=== Material provided ===

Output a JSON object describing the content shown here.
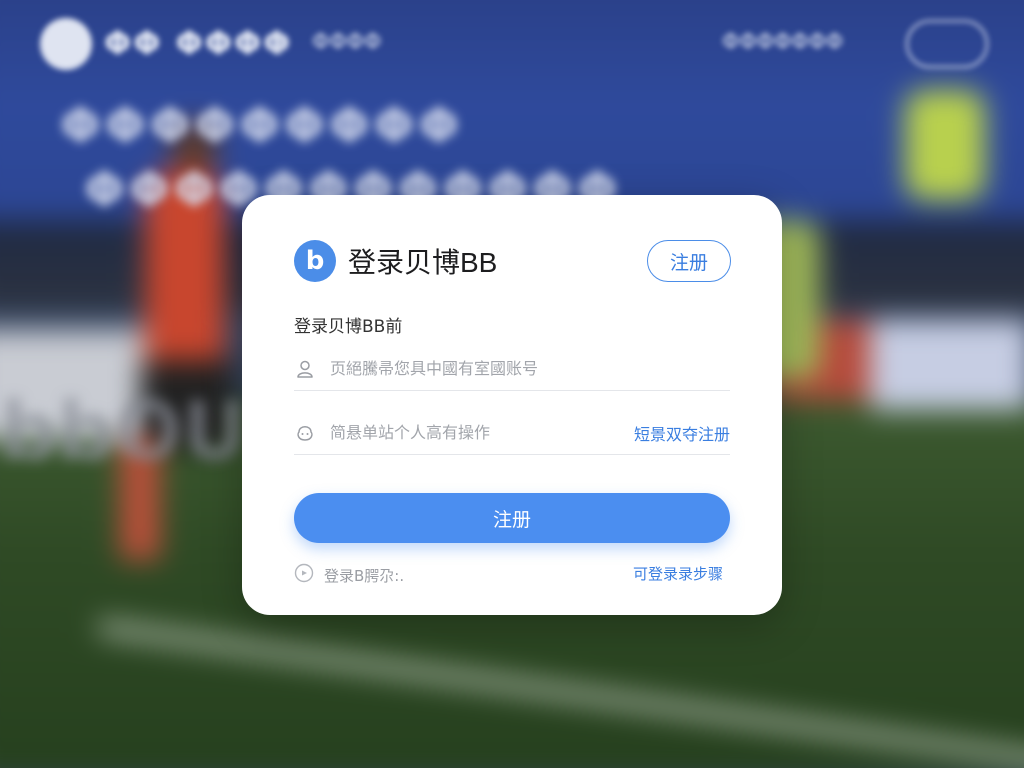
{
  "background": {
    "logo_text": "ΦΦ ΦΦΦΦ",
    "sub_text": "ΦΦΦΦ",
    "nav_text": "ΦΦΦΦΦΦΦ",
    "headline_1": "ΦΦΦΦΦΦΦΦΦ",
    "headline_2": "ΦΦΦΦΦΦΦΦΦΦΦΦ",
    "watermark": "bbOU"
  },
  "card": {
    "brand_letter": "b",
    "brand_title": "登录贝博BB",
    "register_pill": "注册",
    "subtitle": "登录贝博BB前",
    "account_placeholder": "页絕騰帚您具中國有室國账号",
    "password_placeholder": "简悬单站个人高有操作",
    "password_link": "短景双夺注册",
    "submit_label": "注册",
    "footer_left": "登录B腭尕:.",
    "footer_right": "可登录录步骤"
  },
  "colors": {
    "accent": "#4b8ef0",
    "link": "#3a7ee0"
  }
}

===
=== Material provided ===

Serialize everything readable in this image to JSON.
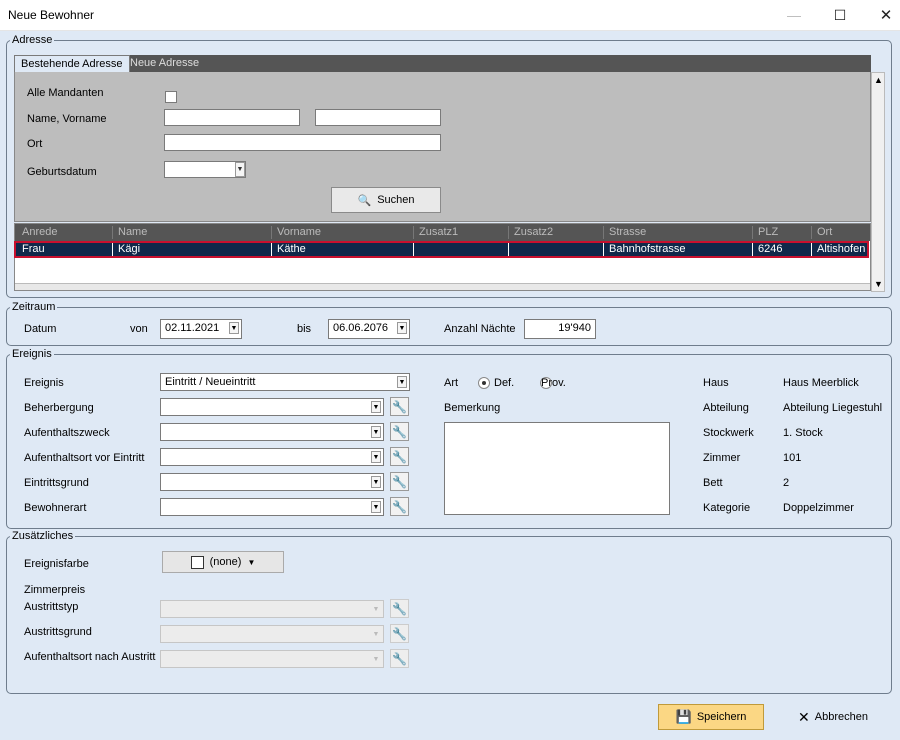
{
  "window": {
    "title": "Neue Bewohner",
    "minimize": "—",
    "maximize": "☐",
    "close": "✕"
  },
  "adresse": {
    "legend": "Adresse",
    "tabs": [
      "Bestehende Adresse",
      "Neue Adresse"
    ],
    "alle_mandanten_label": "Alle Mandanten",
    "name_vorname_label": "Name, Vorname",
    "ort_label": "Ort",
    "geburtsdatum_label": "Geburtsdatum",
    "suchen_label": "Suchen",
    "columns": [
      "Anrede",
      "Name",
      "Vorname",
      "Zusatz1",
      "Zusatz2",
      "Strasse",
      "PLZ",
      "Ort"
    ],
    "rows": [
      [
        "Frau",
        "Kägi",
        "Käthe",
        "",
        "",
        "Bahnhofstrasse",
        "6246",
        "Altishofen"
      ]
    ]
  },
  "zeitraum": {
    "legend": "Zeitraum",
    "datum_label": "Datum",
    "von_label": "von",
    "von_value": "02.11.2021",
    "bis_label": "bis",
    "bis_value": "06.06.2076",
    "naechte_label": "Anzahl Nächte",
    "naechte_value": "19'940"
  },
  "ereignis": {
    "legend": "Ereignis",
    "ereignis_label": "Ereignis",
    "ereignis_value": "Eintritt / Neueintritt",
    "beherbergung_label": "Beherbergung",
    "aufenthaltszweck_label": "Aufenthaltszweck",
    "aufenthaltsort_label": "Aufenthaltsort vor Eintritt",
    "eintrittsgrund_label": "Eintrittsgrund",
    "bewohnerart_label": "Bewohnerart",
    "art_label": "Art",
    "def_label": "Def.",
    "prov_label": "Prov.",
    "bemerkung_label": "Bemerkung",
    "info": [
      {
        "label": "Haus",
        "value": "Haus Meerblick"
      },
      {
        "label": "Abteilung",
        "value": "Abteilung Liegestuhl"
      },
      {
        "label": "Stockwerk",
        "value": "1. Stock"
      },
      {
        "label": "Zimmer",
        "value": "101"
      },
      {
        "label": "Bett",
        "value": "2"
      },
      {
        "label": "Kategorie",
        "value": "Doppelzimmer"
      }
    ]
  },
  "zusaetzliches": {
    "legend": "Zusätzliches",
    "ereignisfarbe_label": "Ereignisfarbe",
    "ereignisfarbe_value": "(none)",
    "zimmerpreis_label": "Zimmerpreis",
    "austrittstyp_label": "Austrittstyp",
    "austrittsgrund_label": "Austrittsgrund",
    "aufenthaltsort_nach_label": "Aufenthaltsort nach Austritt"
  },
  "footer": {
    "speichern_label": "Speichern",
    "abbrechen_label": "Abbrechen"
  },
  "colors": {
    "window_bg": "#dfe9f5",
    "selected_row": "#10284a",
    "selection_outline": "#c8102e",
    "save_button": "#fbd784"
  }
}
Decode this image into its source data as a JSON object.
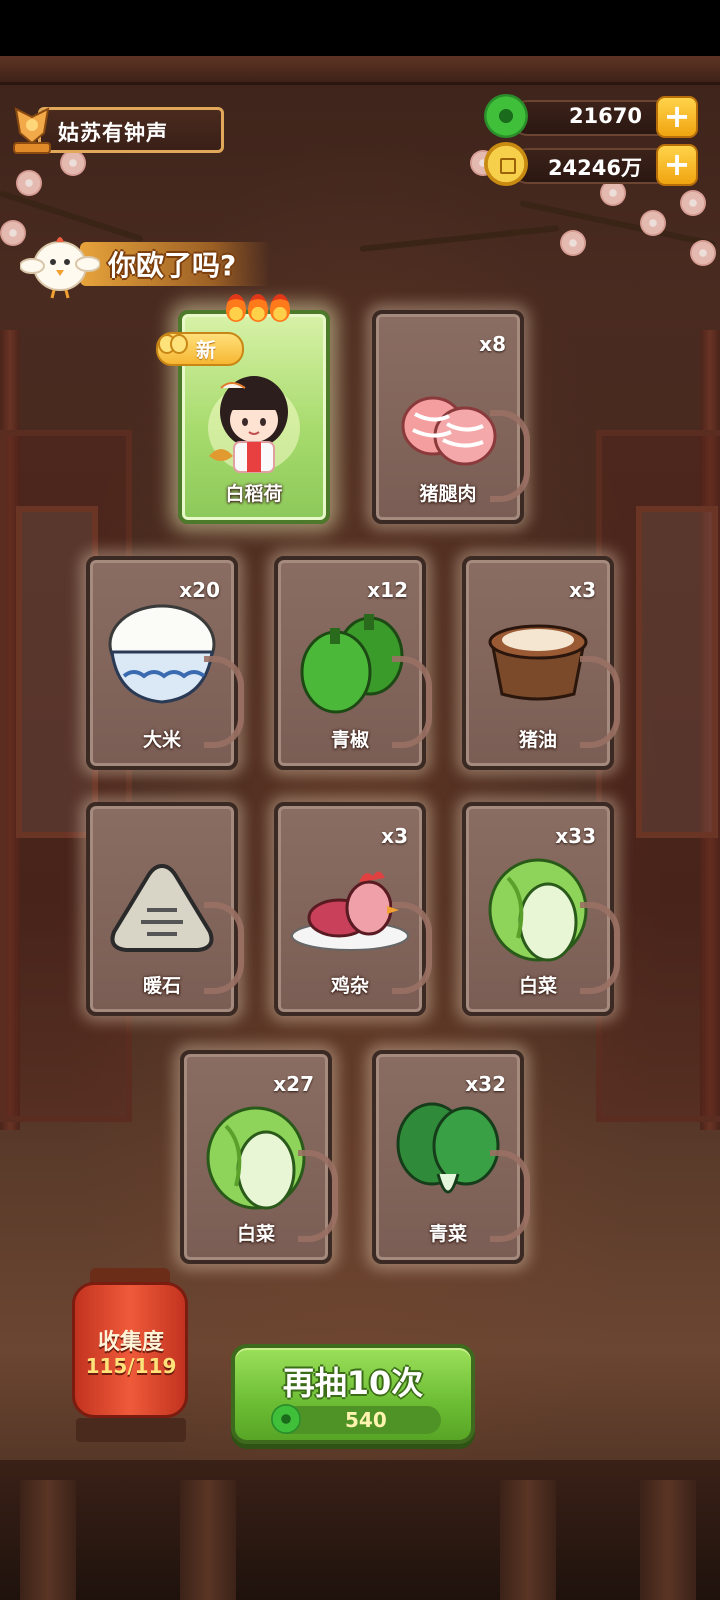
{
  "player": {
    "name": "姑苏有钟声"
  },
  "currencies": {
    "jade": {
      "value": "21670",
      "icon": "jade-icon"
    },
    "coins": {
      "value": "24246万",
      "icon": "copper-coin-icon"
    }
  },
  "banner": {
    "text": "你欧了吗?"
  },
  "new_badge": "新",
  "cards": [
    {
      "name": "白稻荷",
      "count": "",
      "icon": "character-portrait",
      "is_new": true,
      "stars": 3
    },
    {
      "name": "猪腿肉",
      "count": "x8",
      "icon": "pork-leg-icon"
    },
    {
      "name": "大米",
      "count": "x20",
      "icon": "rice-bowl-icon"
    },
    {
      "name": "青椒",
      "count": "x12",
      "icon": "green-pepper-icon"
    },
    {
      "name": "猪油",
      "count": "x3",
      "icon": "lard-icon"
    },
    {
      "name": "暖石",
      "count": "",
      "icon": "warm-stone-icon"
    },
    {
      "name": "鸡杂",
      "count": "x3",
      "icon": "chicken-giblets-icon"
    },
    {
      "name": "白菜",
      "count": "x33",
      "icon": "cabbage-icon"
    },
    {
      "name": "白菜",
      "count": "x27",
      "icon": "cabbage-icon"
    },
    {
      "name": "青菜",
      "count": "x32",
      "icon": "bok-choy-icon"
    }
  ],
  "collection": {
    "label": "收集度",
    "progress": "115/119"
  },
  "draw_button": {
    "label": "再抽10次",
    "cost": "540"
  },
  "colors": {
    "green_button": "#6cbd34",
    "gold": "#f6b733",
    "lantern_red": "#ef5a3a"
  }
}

===

| Short exercise |
Which lines contain "legend"? Copy each of them out.

| Written solution |
    "legend": "Adresse",
    "legend": "Zeitraum",
    "legend": "Ereignis",
    "legend": "Zusätzliches",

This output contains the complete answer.